(Data records)
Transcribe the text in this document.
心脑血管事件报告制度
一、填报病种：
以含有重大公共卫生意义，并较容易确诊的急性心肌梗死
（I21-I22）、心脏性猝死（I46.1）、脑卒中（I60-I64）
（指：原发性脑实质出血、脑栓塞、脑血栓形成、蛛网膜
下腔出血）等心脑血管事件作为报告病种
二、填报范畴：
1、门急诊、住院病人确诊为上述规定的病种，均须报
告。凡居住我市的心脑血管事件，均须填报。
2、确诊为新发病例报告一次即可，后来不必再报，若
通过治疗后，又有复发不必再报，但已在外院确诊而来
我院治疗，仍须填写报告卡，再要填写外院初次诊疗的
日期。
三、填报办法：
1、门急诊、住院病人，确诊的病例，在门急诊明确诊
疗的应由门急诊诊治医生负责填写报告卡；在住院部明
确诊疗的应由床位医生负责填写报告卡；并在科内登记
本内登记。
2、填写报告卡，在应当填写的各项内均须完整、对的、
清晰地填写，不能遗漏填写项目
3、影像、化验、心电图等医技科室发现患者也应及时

THE EXERCISE: Write out the entries above word for word.

CORRECT RESPONSE:
Transcribe the text in this document.
心脑血管事件报告制度
一、填报病种：
以含有重大公共卫生意义，并较容易确诊的急性心肌梗死
（I21-I22）、心脏性猝死（I46.1）、脑卒中（I60-I64）
（指：原发性脑实质出血、脑栓塞、脑血栓形成、蛛网膜
下腔出血）等心脑血管事件作为报告病种
二、填报范畴：
1、门急诊、住院病人确诊为上述规定的病种，均须报
告。凡居住我市的心脑血管事件，均须填报。
2、确诊为新发病例报告一次即可，后来不必再报，若
通过治疗后，又有复发不必再报，但已在外院确诊而来
我院治疗，仍须填写报告卡，再要填写外院初次诊疗的
日期。
三、填报办法：
1、门急诊、住院病人，确诊的病例，在门急诊明确诊
疗的应由门急诊诊治医生负责填写报告卡；在住院部明
确诊疗的应由床位医生负责填写报告卡；并在科内登记
本内登记。
2、填写报告卡，在应当填写的各项内均须完整、对的、
清晰地填写，不能遗漏填写项目
3、影像、化验、心电图等医技科室发现患者也应及时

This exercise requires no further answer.